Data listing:
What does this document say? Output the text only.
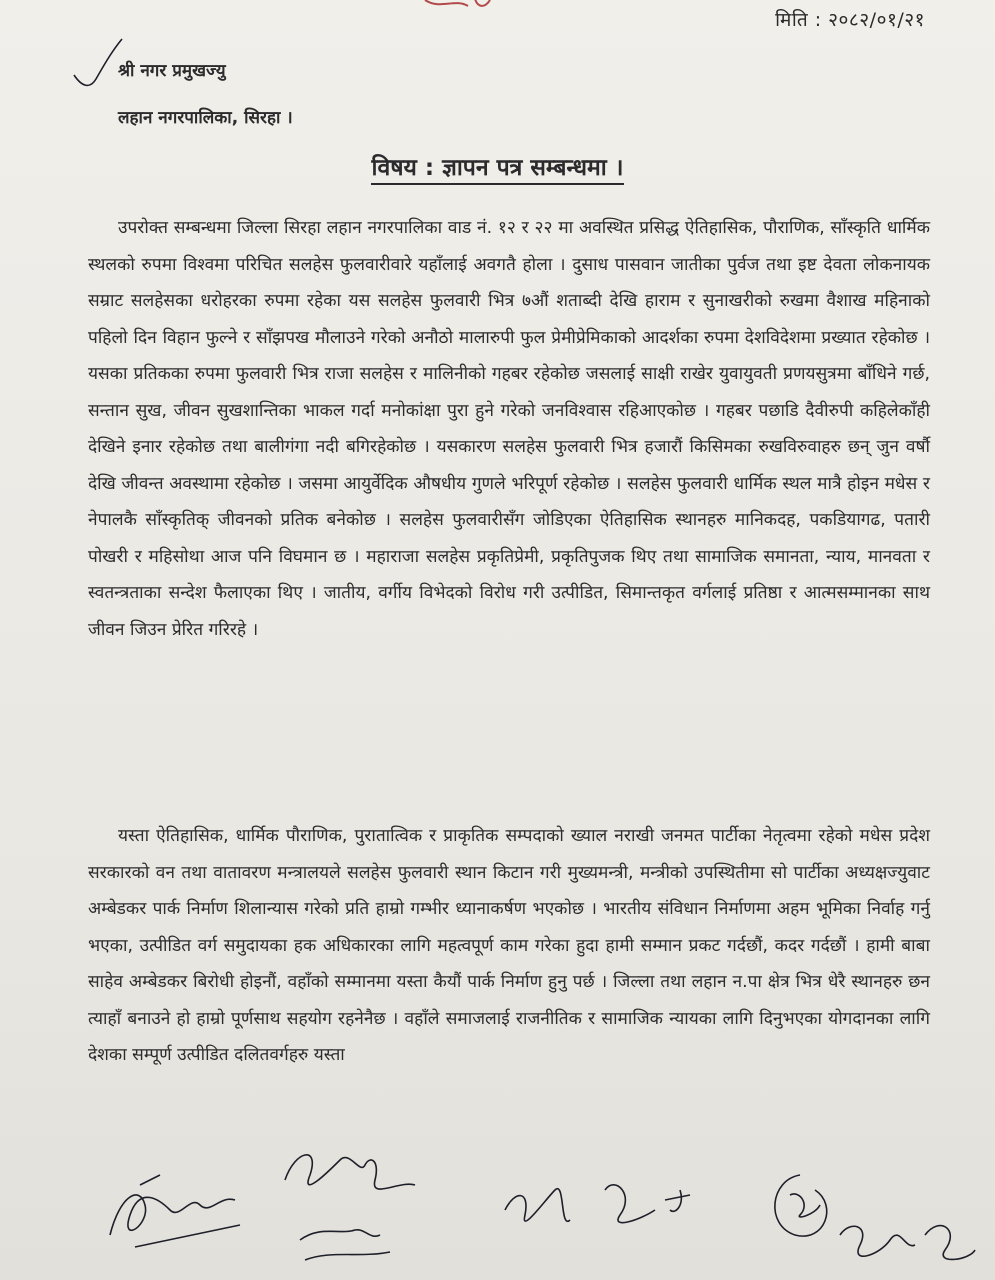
मिति : २०८२/०१/२१
श्री नगर प्रमुखज्यु
लहान नगरपालिका, सिरहा ।
विषय : ज्ञापन पत्र सम्बन्धमा ।
उपरोक्त सम्बन्धमा जिल्ला सिरहा लहान नगरपालिका वाड नं. १२ र २२ मा अवस्थित प्रसिद्ध ऐतिहासिक, पौराणिक, साँस्कृति धार्मिक स्थलको रुपमा विश्वमा परिचित सलहेस फुलवारीवारे यहाँलाई अवगतै होला । दुसाध पासवान जातीका पुर्वज तथा इष्ट देवता लोकनायक सम्राट सलहेसका धरोहरका रुपमा रहेका यस सलहेस फुलवारी भित्र ७औं शताब्दी देखि हाराम र सुनाखरीको रुखमा वैशाख महिनाको पहिलो दिन विहान फुल्ने र साँझपख मौलाउने गरेको अनौठो मालारुपी फुल प्रेमीप्रेमिकाको आदर्शका रुपमा देशविदेशमा प्रख्यात रहेकोछ । यसका प्रतिकका रुपमा फुलवारी भित्र राजा सलहेस र मालिनीको गहबर रहेकोछ जसलाई साक्षी राखेर युवायुवती प्रणयसुत्रमा बाँधिने गर्छ, सन्तान सुख, जीवन सुखशान्तिका भाकल गर्दा मनोकांक्षा पुरा हुने गरेको जनविश्वास रहिआएकोछ । गहबर पछाडि दैवीरुपी कहिलेकाँही देखिने इनार रहेकोछ तथा बालीगंगा नदी बगिरहेकोछ । यसकारण सलहेस फुलवारी भित्र हजारौं किसिमका रुखविरुवाहरु छन् जुन वर्षौ देखि जीवन्त अवस्थामा रहेकोछ । जसमा आयुर्वेदिक औषधीय गुणले भरिपूर्ण रहेकोछ । सलहेस फुलवारी धार्मिक स्थल मात्रै होइन मधेस र नेपालकै साँस्कृतिक् जीवनको प्रतिक बनेकोछ । सलहेस फुलवारीसँग जोडिएका ऐतिहासिक स्थानहरु मानिकदह, पकडियागढ, पतारी पोखरी र महिसोथा आज पनि विघमान छ । महाराजा सलहेस प्रकृतिप्रेमी, प्रकृतिपुजक थिए तथा सामाजिक समानता, न्याय, मानवता र स्वतन्त्रताका सन्देश फैलाएका थिए । जातीय, वर्गीय विभेदको विरोध गरी उत्पीडित, सिमान्तकृत वर्गलाई प्रतिष्ठा र आत्मसम्मानका साथ जीवन जिउन प्रेरित गरिरहे ।
यस्ता ऐतिहासिक, धार्मिक पौराणिक, पुरातात्विक र प्राकृतिक सम्पदाको ख्याल नराखी जनमत पार्टीका नेतृत्वमा रहेको मधेस प्रदेश सरकारको वन तथा वातावरण मन्त्रालयले सलहेस फुलवारी स्थान किटान गरी मुख्यमन्त्री, मन्त्रीको उपस्थितीमा सो पार्टीका अध्यक्षज्युवाट अम्बेडकर पार्क निर्माण शिलान्यास गरेको प्रति हाम्रो गम्भीर ध्यानाकर्षण भएकोछ । भारतीय संविधान निर्माणमा अहम भूमिका निर्वाह गर्नु भएका, उत्पीडित वर्ग समुदायका हक अधिकारका लागि महत्वपूर्ण काम गरेका हुदा हामी सम्मान प्रकट गर्दछौं, कदर गर्दछौं । हामी बाबा साहेव अम्बेडकर बिरोधी होइनौं, वहाँको सम्मानमा यस्ता कैयौं पार्क निर्माण हुनु पर्छ । जिल्ला तथा लहान न.पा क्षेत्र भित्र धेरै स्थानहरु छन त्याहाँ बनाउने हो हाम्रो पूर्णसाथ सहयोग रहनेनैछ । वहाँले समाजलाई राजनीतिक र सामाजिक न्यायका लागि दिनुभएका योगदानका लागि देशका सम्पूर्ण उत्पीडित दलितवर्गहरु यस्ता
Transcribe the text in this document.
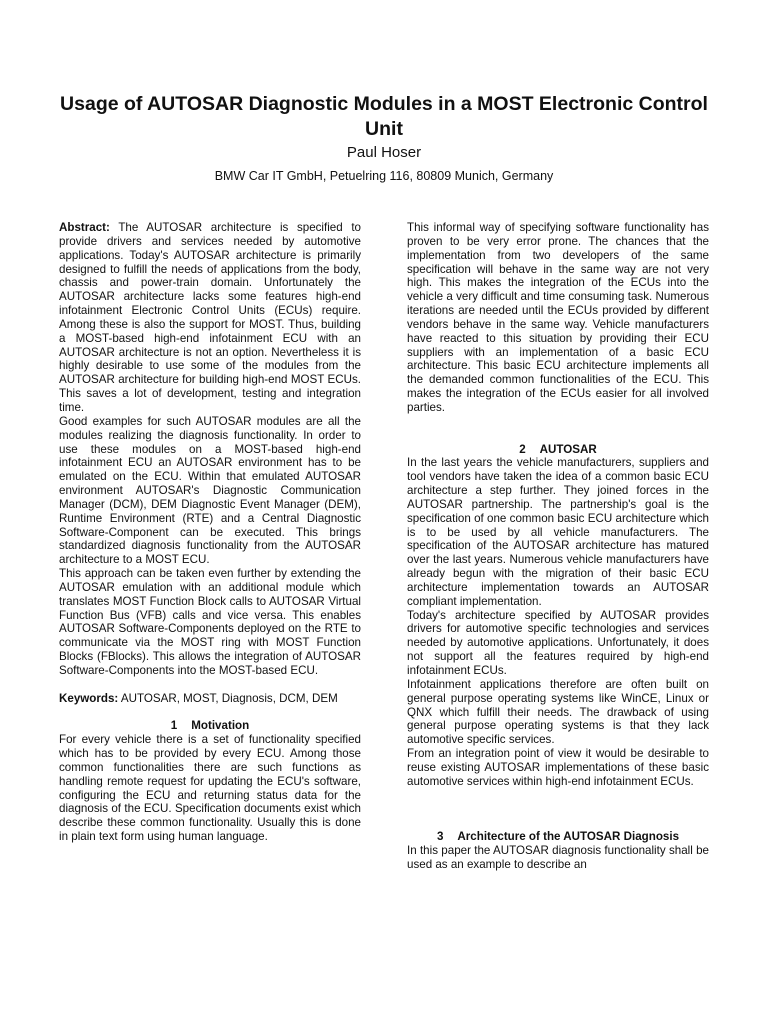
Usage of AUTOSAR Diagnostic Modules in a MOST Electronic Control Unit

Paul Hoser

BMW Car IT GmbH, Petuelring 116, 80809 Munich, Germany

Abstract: The AUTOSAR architecture is specified to provide drivers and services needed by automotive applications. Today's AUTOSAR architecture is primarily designed to fulfill the needs of applications from the body, chassis and power-train domain. Unfortunately the AUTOSAR architecture lacks some features high-end infotainment Electronic Control Units (ECUs) require. Among these is also the support for MOST. Thus, building a MOST-based high-end infotainment ECU with an AUTOSAR architecture is not an option. Nevertheless it is highly desirable to use some of the modules from the AUTOSAR architecture for building high-end MOST ECUs. This saves a lot of development, testing and integration time.

Good examples for such AUTOSAR modules are all the modules realizing the diagnosis functionality. In order to use these modules on a MOST-based high-end infotainment ECU an AUTOSAR environment has to be emulated on the ECU. Within that emulated AUTOSAR environment AUTOSAR's Diagnostic Communication Manager (DCM), DEM Diagnostic Event Manager (DEM), Runtime Environment (RTE) and a Central Diagnostic Software-Component can be executed. This brings standardized diagnosis functionality from the AUTOSAR architecture to a MOST ECU.

This approach can be taken even further by extending the AUTOSAR emulation with an additional module which translates MOST Function Block calls to AUTOSAR Virtual Function Bus (VFB) calls and vice versa. This enables AUTOSAR Software-Components deployed on the RTE to communicate via the MOST ring with MOST Function Blocks (FBlocks). This allows the integration of AUTOSAR Software-Components into the MOST-based ECU.

Keywords: AUTOSAR, MOST, Diagnosis, DCM, DEM

1 Motivation

For every vehicle there is a set of functionality specified which has to be provided by every ECU. Among those common functionalities there are such functions as handling remote request for updating the ECU's software, configuring the ECU and returning status data for the diagnosis of the ECU. Specification documents exist which describe these common functionality. Usually this is done in plain text form using human language.

This informal way of specifying software functionality has proven to be very error prone. The chances that the implementation from two developers of the same specification will behave in the same way are not very high. This makes the integration of the ECUs into the vehicle a very difficult and time consuming task. Numerous iterations are needed until the ECUs provided by different vendors behave in the same way. Vehicle manufacturers have reacted to this situation by providing their ECU suppliers with an implementation of a basic ECU architecture. This basic ECU architecture implements all the demanded common functionalities of the ECU. This makes the integration of the ECUs easier for all involved parties.

2 AUTOSAR

In the last years the vehicle manufacturers, suppliers and tool vendors have taken the idea of a common basic ECU architecture a step further. They joined forces in the AUTOSAR partnership. The partnership's goal is the specification of one common basic ECU architecture which is to be used by all vehicle manufacturers. The specification of the AUTOSAR architecture has matured over the last years. Numerous vehicle manufacturers have already begun with the migration of their basic ECU architecture implementation towards an AUTOSAR compliant implementation.

Today's architecture specified by AUTOSAR provides drivers for automotive specific technologies and services needed by automotive applications. Unfortunately, it does not support all the features required by high-end infotainment ECUs.

Infotainment applications therefore are often built on general purpose operating systems like WinCE, Linux or QNX which fulfill their needs. The drawback of using general purpose operating systems is that they lack automotive specific services.

From an integration point of view it would be desirable to reuse existing AUTOSAR implementations of these basic automotive services within high-end infotainment ECUs.

3 Architecture of the AUTOSAR Diagnosis

In this paper the AUTOSAR diagnosis functionality shall be used as an example to describe an
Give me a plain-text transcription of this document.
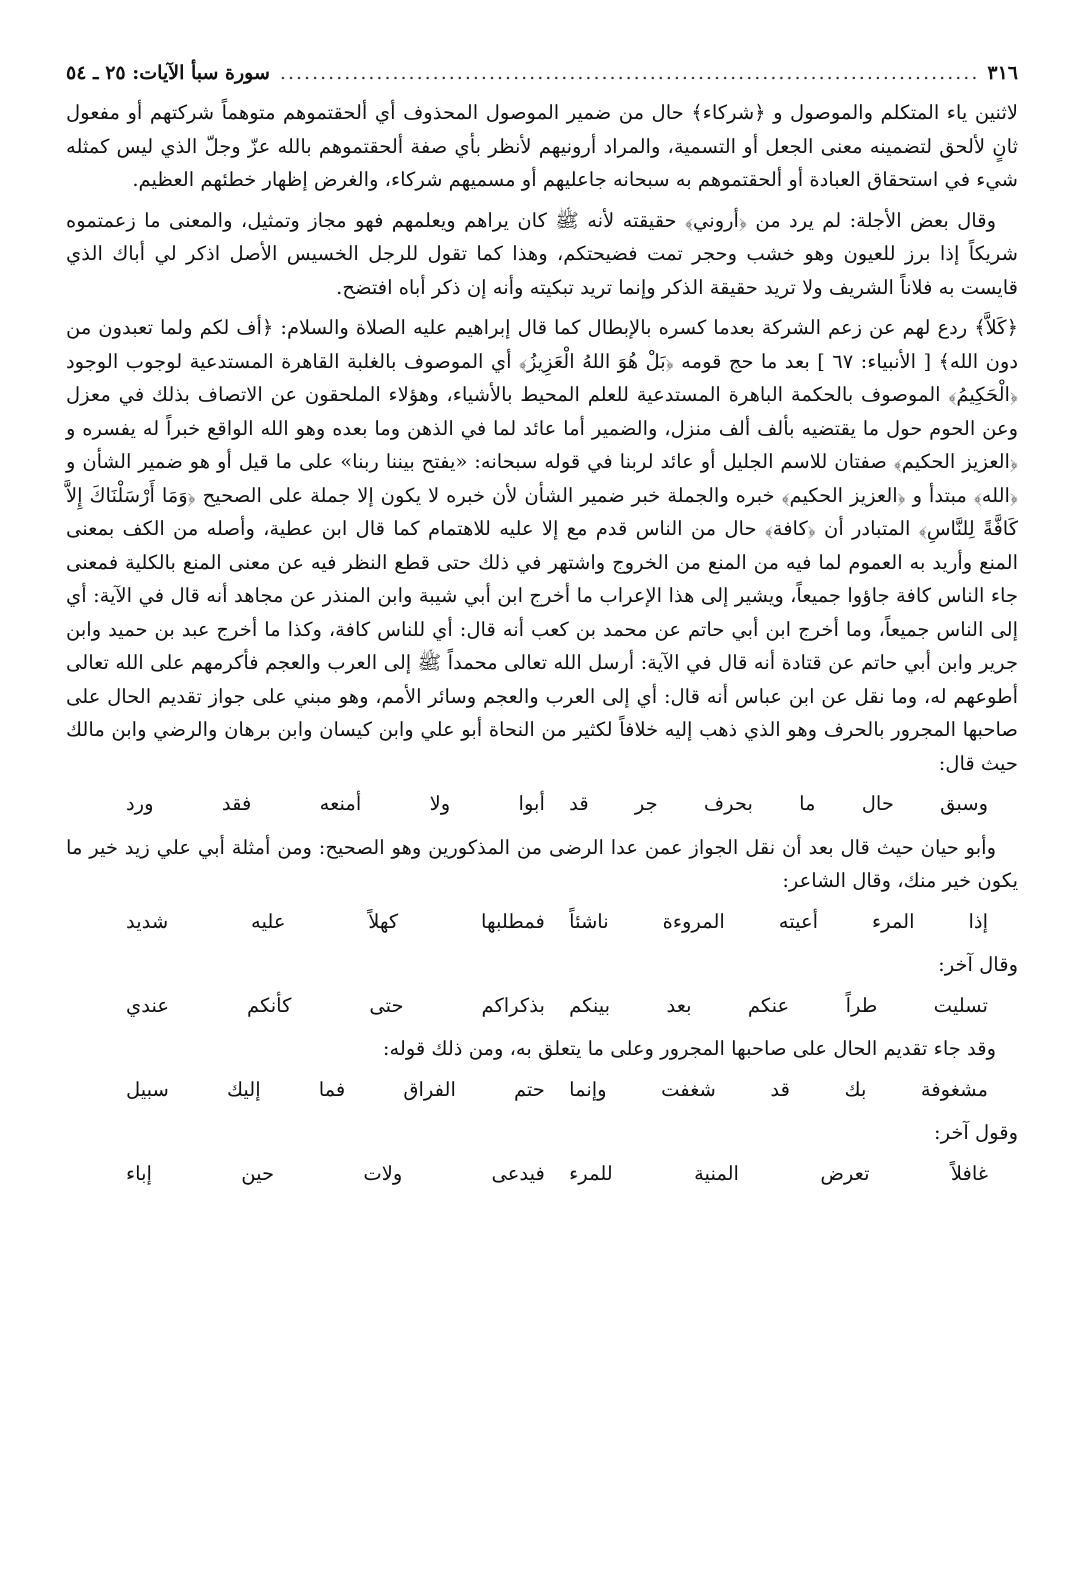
٣١٦
.....
سورة سبأ الآيات: ٢٥ ـ ٥٤

لاثنين ياء المتكلم والموصول و ﴿شركاء﴾ حال من ضمير الموصول المحذوف أي ألحقتموهم متوهماً شركتهم أو مفعول ثانٍ لألحق لتضمينه معنى الجعل أو التسمية، والمراد أرونيهم لأنظر بأي صفة ألحقتموهم بالله عزّ وجلّ الذي ليس كمثله شيء في استحقاق العبادة أو ألحقتموهم به سبحانه جاعليهم أو مسميهم شركاء، والغرض إظهار خطئهم العظيم.

وقال بعض الأجلة: لم يرد من ﴿أروني﴾ حقيقته لأنه ﷺ كان يراهم ويعلمهم فهو مجاز وتمثيل، والمعنى ما زعمتموه شريكاً إذا برز للعيون وهو خشب وحجر تمت فضيحتكم، وهذا كما تقول للرجل الخسيس الأصل اذكر لي أباك الذي قايست به فلاناً الشريف ولا تريد حقيقة الذكر وإنما تريد تبكيته وأنه إن ذكر أباه افتضح.

﴿كَلاَّ﴾ ردع لهم عن زعم الشركة بعدما كسره بالإبطال كما قال إبراهيم عليه الصلاة والسلام: ﴿أف لكم ولما تعبدون من دون الله﴾ [ الأنبياء: ٦٧ ] بعد ما حج قومه ﴿بَلْ هُوَ اللهُ الْعَزِيزُ﴾ أي الموصوف بالغلبة القاهرة المستدعية لوجوب الوجود ﴿الْحَكِيمُ﴾ الموصوف بالحكمة الباهرة المستدعية للعلم المحيط بالأشياء، وهؤلاء الملحقون عن الاتصاف بذلك في معزل وعن الحوم حول ما يقتضيه بألف ألف منزل، والضمير أما عائد لما في الذهن وما بعده وهو الله الواقع خبراً له يفسره و ﴿العزيز الحكيم﴾ صفتان للاسم الجليل أو عائد لربنا في قوله سبحانه: «يفتح بيننا ربنا» على ما قيل أو هو ضمير الشأن و ﴿الله﴾ مبتدأ و ﴿العزيز الحكيم﴾ خبره والجملة خبر ضمير الشأن لأن خبره لا يكون إلا جملة على الصحيح ﴿وَمَا أَرْسَلْنَاكَ إِلاَّ كَافَّةً لِلنَّاسِ﴾ المتبادر أن ﴿كافة﴾ حال من الناس قدم مع إلا عليه للاهتمام كما قال ابن عطية، وأصله من الكف بمعنى المنع وأريد به العموم لما فيه من المنع من الخروج واشتهر في ذلك حتى قطع النظر فيه عن معنى المنع بالكلية فمعنى جاء الناس كافة جاؤوا جميعاً، ويشير إلى هذا الإعراب ما أخرج ابن أبي شيبة وابن المنذر عن مجاهد أنه قال في الآية: أي إلى الناس جميعاً، وما أخرج ابن أبي حاتم عن محمد بن كعب أنه قال: أي للناس كافة، وكذا ما أخرج عبد بن حميد وابن جرير وابن أبي حاتم عن قتادة أنه قال في الآية: أرسل الله تعالى محمداً ﷺ إلى العرب والعجم فأكرمهم على الله تعالى أطوعهم له، وما نقل عن ابن عباس أنه قال: أي إلى العرب والعجم وسائر الأمم، وهو مبني على جواز تقديم الحال على صاحبها المجرور بالحرف وهو الذي ذهب إليه خلافاً لكثير من النحاة أبو علي وابن كيسان وابن برهان والرضي وابن مالك حيث قال:

وسبق حال ما بحرف جر قد
أبوا ولا أمنعه فقد ورد

وأبو حيان حيث قال بعد أن نقل الجواز عمن عدا الرضى من المذكورين وهو الصحيح: ومن أمثلة أبي علي زيد خير ما يكون خير منك، وقال الشاعر:

إذا المرء أعيته المروءة ناشئاً
فمطلبها كهلاً عليه شديد

وقال آخر:

تسليت طراً عنكم بعد بينكم
بذكراكم حتى كأنكم عندي

وقد جاء تقديم الحال على صاحبها المجرور وعلى ما يتعلق به، ومن ذلك قوله:

مشغوفة بك قد شغفت وإنما
حتم الفراق فما إليك سبيل

وقول آخر:

غافلاً تعرض المنية للمرء
فيدعى ولات حين إباء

# THE TASK
Look through the listing above. Pick out each line with "وإنما" and copy it.

# EXERCISE OUTPUT
وقال بعض الأجلة: لم يرد من ﴿أروني﴾ حقيقته لأنه ﷺ كان يراهم ويعلمهم فهو مجاز وتمثيل، والمعنى ما زعمتموه شريكاً إذا برز للعيون وهو خشب وحجر تمت فضيحتكم، وهذا كما تقول للرجل الخسيس الأصل اذكر لي أباك الذي قايست به فلاناً الشريف ولا تريد حقيقة الذكر وإنما تريد تبكيته وأنه إن ذكر أباه افتضح.
مشغوفة بك قد شغفت وإنما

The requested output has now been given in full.